Problem to work on
State how many lines of the records contain the string "instrument", and give no other information.

Supplied data
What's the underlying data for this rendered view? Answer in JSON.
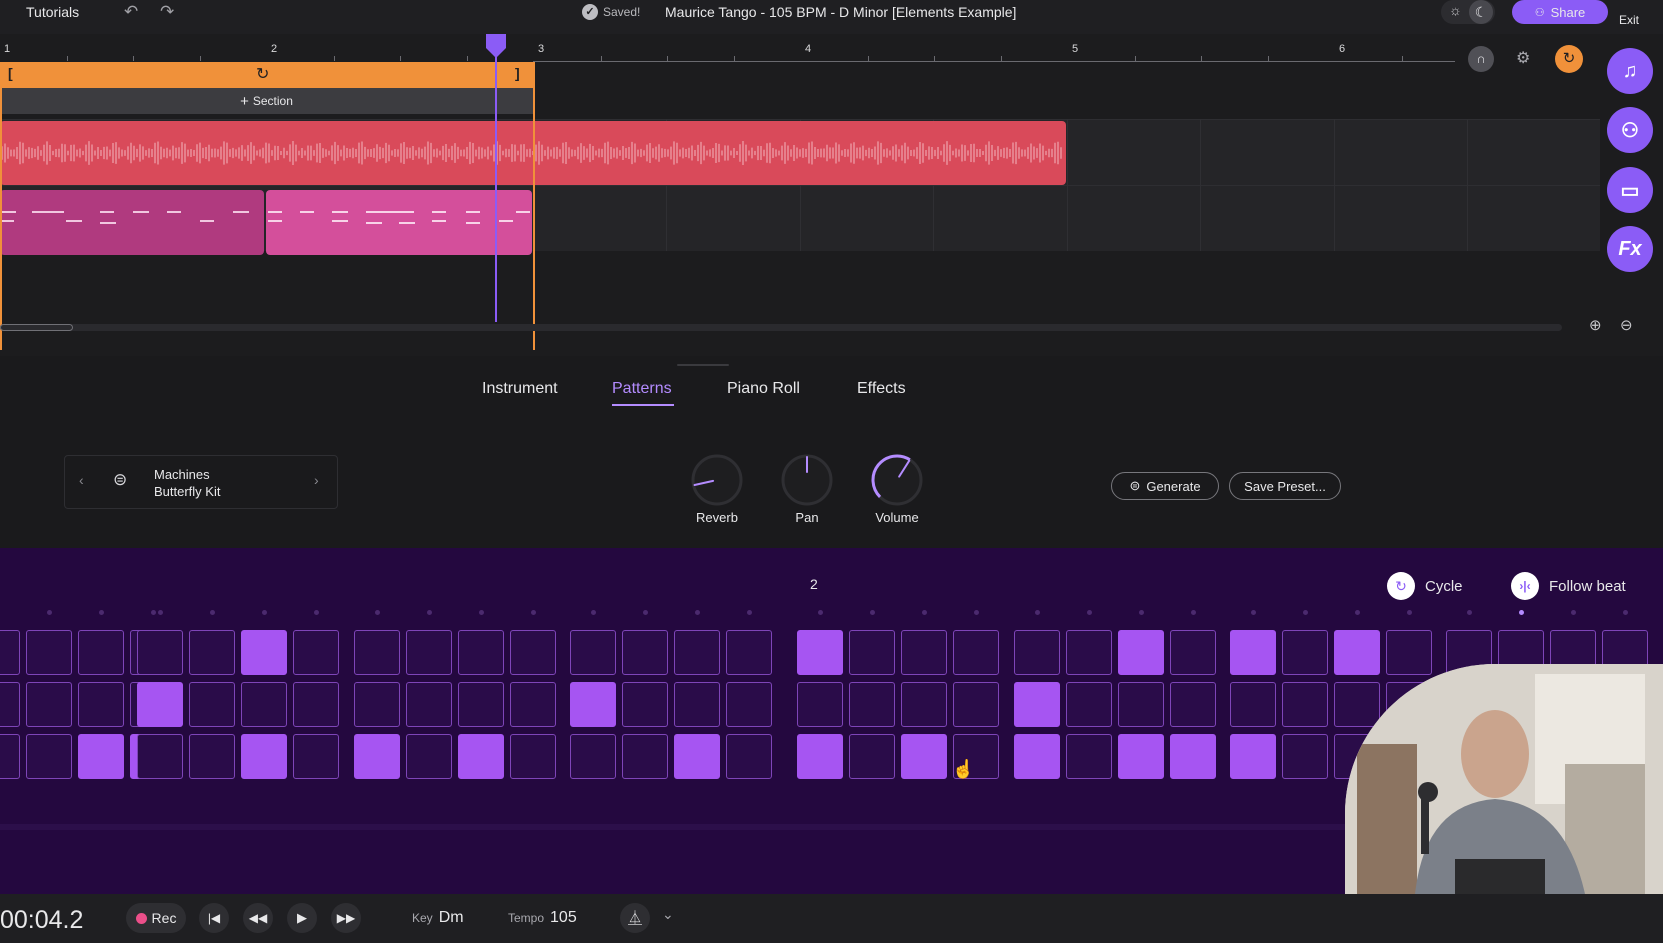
{
  "topbar": {
    "tutorials": "Tutorials",
    "saved": "Saved!",
    "title": "Maurice Tango - 105 BPM - D Minor [Elements Example]",
    "share": "Share",
    "exit": "Exit"
  },
  "timeline": {
    "bars": [
      "1",
      "2",
      "3",
      "4",
      "5",
      "6"
    ],
    "section_label": "Section"
  },
  "tabs": {
    "instrument": "Instrument",
    "patterns": "Patterns",
    "piano_roll": "Piano Roll",
    "effects": "Effects"
  },
  "instrument": {
    "category": "Machines",
    "kit": "Butterfly Kit",
    "knobs": [
      {
        "label": "Reverb",
        "value": 0.12
      },
      {
        "label": "Pan",
        "value": 0.5
      },
      {
        "label": "Volume",
        "value": 0.62
      }
    ],
    "generate": "Generate",
    "save_preset": "Save Preset..."
  },
  "pattern": {
    "bar_label": "2",
    "cycle": "Cycle",
    "follow_beat": "Follow beat",
    "rows": [
      [
        0,
        0,
        0,
        0,
        0,
        1,
        0,
        0,
        0,
        0,
        0,
        0,
        0,
        0,
        0,
        1,
        0,
        0,
        0,
        0,
        0,
        1,
        0,
        1,
        0,
        1,
        0,
        0,
        0,
        0,
        0
      ],
      [
        0,
        0,
        0,
        1,
        0,
        0,
        0,
        0,
        0,
        0,
        0,
        1,
        0,
        0,
        0,
        0,
        0,
        0,
        0,
        1,
        0,
        0,
        0,
        0,
        0,
        0,
        0,
        0,
        0,
        0,
        0
      ],
      [
        0,
        1,
        1,
        0,
        0,
        1,
        0,
        1,
        0,
        1,
        0,
        0,
        0,
        1,
        0,
        1,
        0,
        1,
        0,
        1,
        0,
        1,
        1,
        1,
        0,
        0,
        0,
        0,
        0,
        0,
        0
      ]
    ]
  },
  "transport": {
    "time": "00:04.2",
    "rec": "Rec",
    "key_label": "Key",
    "key_value": "Dm",
    "tempo_label": "Tempo",
    "tempo_value": "105"
  },
  "colors": {
    "accent": "#8b5cf6",
    "loop_region": "#f0913a",
    "audio_clip": "#d94a5a",
    "midi_clip": "#c4478f",
    "pattern_bg": "#24083f",
    "pattern_on": "#a655f2"
  }
}
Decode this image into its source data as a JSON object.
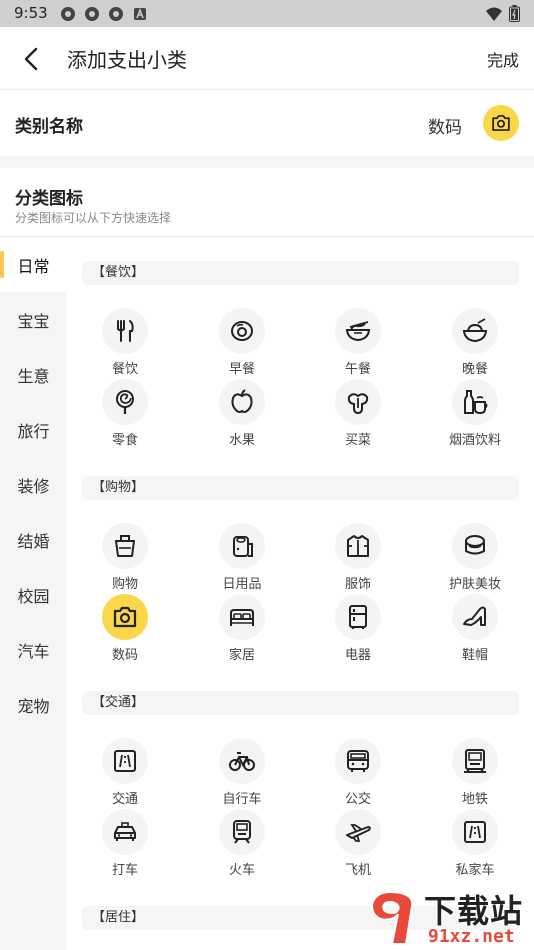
{
  "status_bar": {
    "time": "9:53"
  },
  "header": {
    "title": "添加支出小类",
    "done_label": "完成"
  },
  "category_name": {
    "label": "类别名称",
    "value": "数码",
    "selected_icon": "camera-icon"
  },
  "icon_section": {
    "title": "分类图标",
    "subtitle": "分类图标可以从下方快速选择"
  },
  "left_nav": [
    {
      "label": "日常",
      "active": true
    },
    {
      "label": "宝宝"
    },
    {
      "label": "生意"
    },
    {
      "label": "旅行"
    },
    {
      "label": "装修"
    },
    {
      "label": "结婚"
    },
    {
      "label": "校园"
    },
    {
      "label": "汽车"
    },
    {
      "label": "宠物"
    }
  ],
  "sections": [
    {
      "title": "【餐饮】",
      "items": [
        {
          "label": "餐饮",
          "icon": "fork-knife-icon"
        },
        {
          "label": "早餐",
          "icon": "egg-icon"
        },
        {
          "label": "午餐",
          "icon": "noodle-bowl-icon"
        },
        {
          "label": "晚餐",
          "icon": "rice-bowl-icon"
        },
        {
          "label": "零食",
          "icon": "lollipop-icon"
        },
        {
          "label": "水果",
          "icon": "apple-icon"
        },
        {
          "label": "买菜",
          "icon": "vegetable-icon"
        },
        {
          "label": "烟酒饮料",
          "icon": "bottle-cup-icon"
        }
      ]
    },
    {
      "title": "【购物】",
      "items": [
        {
          "label": "购物",
          "icon": "shopping-bag-icon"
        },
        {
          "label": "日用品",
          "icon": "tissue-roll-icon"
        },
        {
          "label": "服饰",
          "icon": "jacket-icon"
        },
        {
          "label": "护肤美妆",
          "icon": "cosmetics-icon"
        },
        {
          "label": "数码",
          "icon": "camera-icon",
          "selected": true
        },
        {
          "label": "家居",
          "icon": "bed-icon"
        },
        {
          "label": "电器",
          "icon": "fridge-icon"
        },
        {
          "label": "鞋帽",
          "icon": "high-heel-icon"
        }
      ]
    },
    {
      "title": "【交通】",
      "items": [
        {
          "label": "交通",
          "icon": "road-icon"
        },
        {
          "label": "自行车",
          "icon": "bicycle-icon"
        },
        {
          "label": "公交",
          "icon": "bus-icon"
        },
        {
          "label": "地铁",
          "icon": "subway-icon"
        },
        {
          "label": "打车",
          "icon": "taxi-icon"
        },
        {
          "label": "火车",
          "icon": "train-icon"
        },
        {
          "label": "飞机",
          "icon": "airplane-icon"
        },
        {
          "label": "私家车",
          "icon": "private-car-icon"
        }
      ]
    },
    {
      "title": "【居住】",
      "items": []
    }
  ],
  "colors": {
    "accent": "#fad64a",
    "nav_indicator": "#f7c94a",
    "circle_bg": "#f4f4f4",
    "section_bg": "#f5f5f5"
  },
  "watermark": {
    "big": "下载站",
    "small": "91xz.net"
  }
}
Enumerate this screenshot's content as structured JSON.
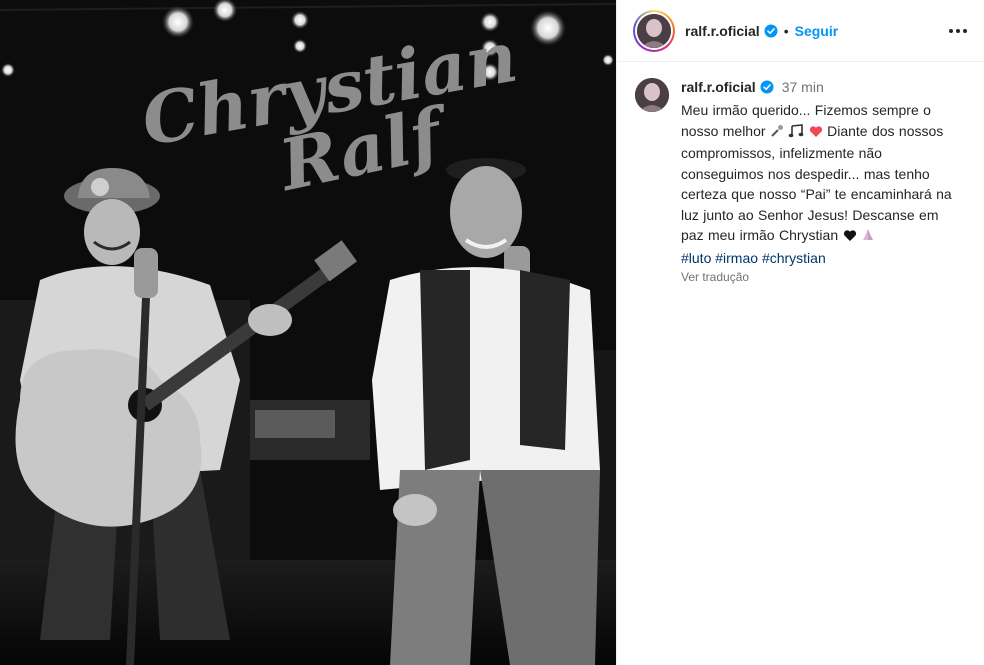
{
  "photo": {
    "sign_line1": "Chrystian",
    "sign_line2": "Ralf"
  },
  "header": {
    "username": "ralf.r.oficial",
    "separator": "•",
    "follow_label": "Seguir",
    "more_label": "•••"
  },
  "post": {
    "username": "ralf.r.oficial",
    "time": "37 min",
    "caption_before_icons": "Meu irmão querido... Fizemos sempre o nosso melhor ",
    "caption_after_icons": " Diante dos nossos compromissos, infelizmente não conseguimos nos despedir... mas tenho certeza que nosso “Pai” te encaminhará na luz junto ao Senhor Jesus! Descanse em paz meu irmão Chrystian ",
    "hashtags": [
      "#luto",
      "#irmao",
      "#chrystian"
    ],
    "translate_label": "Ver tradução"
  },
  "icons": {
    "verified": "verified-badge-icon",
    "caption_icons": [
      "microphone-icon",
      "music-notes-icon",
      "red-heart-icon",
      "black-heart-icon",
      "praying-hands-icon"
    ]
  },
  "colors": {
    "link_blue": "#0095f6",
    "hashtag": "#00376b",
    "meta_gray": "#737373",
    "heart_red": "#ed4956"
  }
}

Answer to the problem
2